== Task inputs ==

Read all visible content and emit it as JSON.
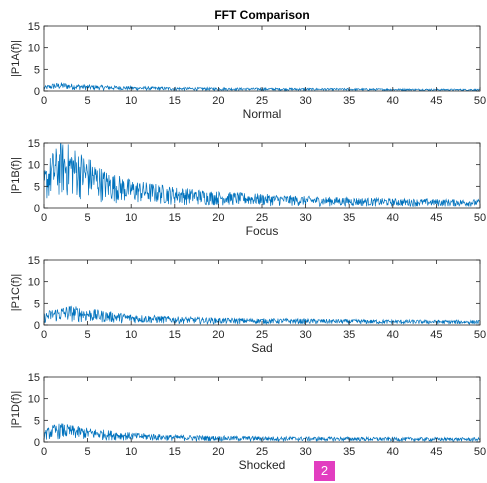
{
  "chart_data": [
    {
      "type": "line",
      "title": "FFT Comparison",
      "xlabel": "Normal",
      "ylabel": "|P1A(f)|",
      "xlim": [
        0,
        50
      ],
      "ylim": [
        0,
        15
      ],
      "xticks": [
        0,
        5,
        10,
        15,
        20,
        25,
        30,
        35,
        40,
        45,
        50
      ],
      "yticks": [
        0,
        5,
        10,
        15
      ],
      "color": "#0072BD",
      "grid": false,
      "envelope": {
        "x": [
          0,
          1,
          2,
          3,
          5,
          10,
          15,
          20,
          30,
          40,
          50
        ],
        "y": [
          1.0,
          1.6,
          1.8,
          1.6,
          1.3,
          1.0,
          0.8,
          0.7,
          0.6,
          0.5,
          0.4
        ]
      }
    },
    {
      "type": "line",
      "title": "",
      "xlabel": "Focus",
      "ylabel": "|P1B(f)|",
      "xlim": [
        0,
        50
      ],
      "ylim": [
        0,
        15
      ],
      "xticks": [
        0,
        5,
        10,
        15,
        20,
        25,
        30,
        35,
        40,
        45,
        50
      ],
      "yticks": [
        0,
        5,
        10,
        15
      ],
      "color": "#0072BD",
      "grid": false,
      "envelope": {
        "x": [
          0,
          1,
          2,
          3,
          5,
          7,
          10,
          15,
          20,
          30,
          40,
          50
        ],
        "y": [
          8,
          12,
          14,
          13.5,
          11,
          8,
          6,
          4.5,
          3.5,
          2.5,
          2,
          1.8
        ]
      }
    },
    {
      "type": "line",
      "title": "",
      "xlabel": "Sad",
      "ylabel": "|P1C(f)|",
      "xlim": [
        0,
        50
      ],
      "ylim": [
        0,
        15
      ],
      "xticks": [
        0,
        5,
        10,
        15,
        20,
        25,
        30,
        35,
        40,
        45,
        50
      ],
      "yticks": [
        0,
        5,
        10,
        15
      ],
      "color": "#0072BD",
      "grid": false,
      "envelope": {
        "x": [
          0,
          1,
          3,
          5,
          10,
          15,
          20,
          30,
          40,
          50
        ],
        "y": [
          2.5,
          3.5,
          4.2,
          3.5,
          2.3,
          1.8,
          1.5,
          1.3,
          1.1,
          1.0
        ]
      }
    },
    {
      "type": "line",
      "title": "",
      "xlabel": "Shocked",
      "ylabel": "|P1D(f)|",
      "xlim": [
        0,
        50
      ],
      "ylim": [
        0,
        15
      ],
      "xticks": [
        0,
        5,
        10,
        15,
        20,
        25,
        30,
        35,
        40,
        45,
        50
      ],
      "yticks": [
        0,
        5,
        10,
        15
      ],
      "color": "#0072BD",
      "grid": false,
      "envelope": {
        "x": [
          0,
          1,
          2,
          3,
          5,
          10,
          15,
          20,
          30,
          40,
          50
        ],
        "y": [
          2.5,
          3.6,
          4.0,
          3.6,
          3.0,
          2.0,
          1.5,
          1.3,
          1.1,
          1.0,
          0.9
        ]
      }
    }
  ],
  "badge": {
    "label": "2",
    "color": "#e23dc0"
  }
}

===

**Written problem**
Reproduce all of the material exactly, apart from the pictures.

**Task solution**
Read all visible content and emit it as JSON.
{
  "chart_data": [
    {
      "type": "line",
      "title": "FFT Comparison",
      "xlabel": "Normal",
      "ylabel": "|P1A(f)|",
      "xlim": [
        0,
        50
      ],
      "ylim": [
        0,
        15
      ],
      "xticks": [
        0,
        5,
        10,
        15,
        20,
        25,
        30,
        35,
        40,
        45,
        50
      ],
      "yticks": [
        0,
        5,
        10,
        15
      ],
      "color": "#0072BD",
      "grid": false,
      "envelope": {
        "x": [
          0,
          1,
          2,
          3,
          5,
          10,
          15,
          20,
          30,
          40,
          50
        ],
        "y": [
          1.0,
          1.6,
          1.8,
          1.6,
          1.3,
          1.0,
          0.8,
          0.7,
          0.6,
          0.5,
          0.4
        ]
      }
    },
    {
      "type": "line",
      "title": "",
      "xlabel": "Focus",
      "ylabel": "|P1B(f)|",
      "xlim": [
        0,
        50
      ],
      "ylim": [
        0,
        15
      ],
      "xticks": [
        0,
        5,
        10,
        15,
        20,
        25,
        30,
        35,
        40,
        45,
        50
      ],
      "yticks": [
        0,
        5,
        10,
        15
      ],
      "color": "#0072BD",
      "grid": false,
      "envelope": {
        "x": [
          0,
          1,
          2,
          3,
          5,
          7,
          10,
          15,
          20,
          30,
          40,
          50
        ],
        "y": [
          8,
          12,
          14,
          13.5,
          11,
          8,
          6,
          4.5,
          3.5,
          2.5,
          2,
          1.8
        ]
      }
    },
    {
      "type": "line",
      "title": "",
      "xlabel": "Sad",
      "ylabel": "|P1C(f)|",
      "xlim": [
        0,
        50
      ],
      "ylim": [
        0,
        15
      ],
      "xticks": [
        0,
        5,
        10,
        15,
        20,
        25,
        30,
        35,
        40,
        45,
        50
      ],
      "yticks": [
        0,
        5,
        10,
        15
      ],
      "color": "#0072BD",
      "grid": false,
      "envelope": {
        "x": [
          0,
          1,
          3,
          5,
          10,
          15,
          20,
          30,
          40,
          50
        ],
        "y": [
          2.5,
          3.5,
          4.2,
          3.5,
          2.3,
          1.8,
          1.5,
          1.3,
          1.1,
          1.0
        ]
      }
    },
    {
      "type": "line",
      "title": "",
      "xlabel": "Shocked",
      "ylabel": "|P1D(f)|",
      "xlim": [
        0,
        50
      ],
      "ylim": [
        0,
        15
      ],
      "xticks": [
        0,
        5,
        10,
        15,
        20,
        25,
        30,
        35,
        40,
        45,
        50
      ],
      "yticks": [
        0,
        5,
        10,
        15
      ],
      "color": "#0072BD",
      "grid": false,
      "envelope": {
        "x": [
          0,
          1,
          2,
          3,
          5,
          10,
          15,
          20,
          30,
          40,
          50
        ],
        "y": [
          2.5,
          3.6,
          4.0,
          3.6,
          3.0,
          2.0,
          1.5,
          1.3,
          1.1,
          1.0,
          0.9
        ]
      }
    }
  ],
  "badge": {
    "label": "2",
    "color": "#e23dc0"
  }
}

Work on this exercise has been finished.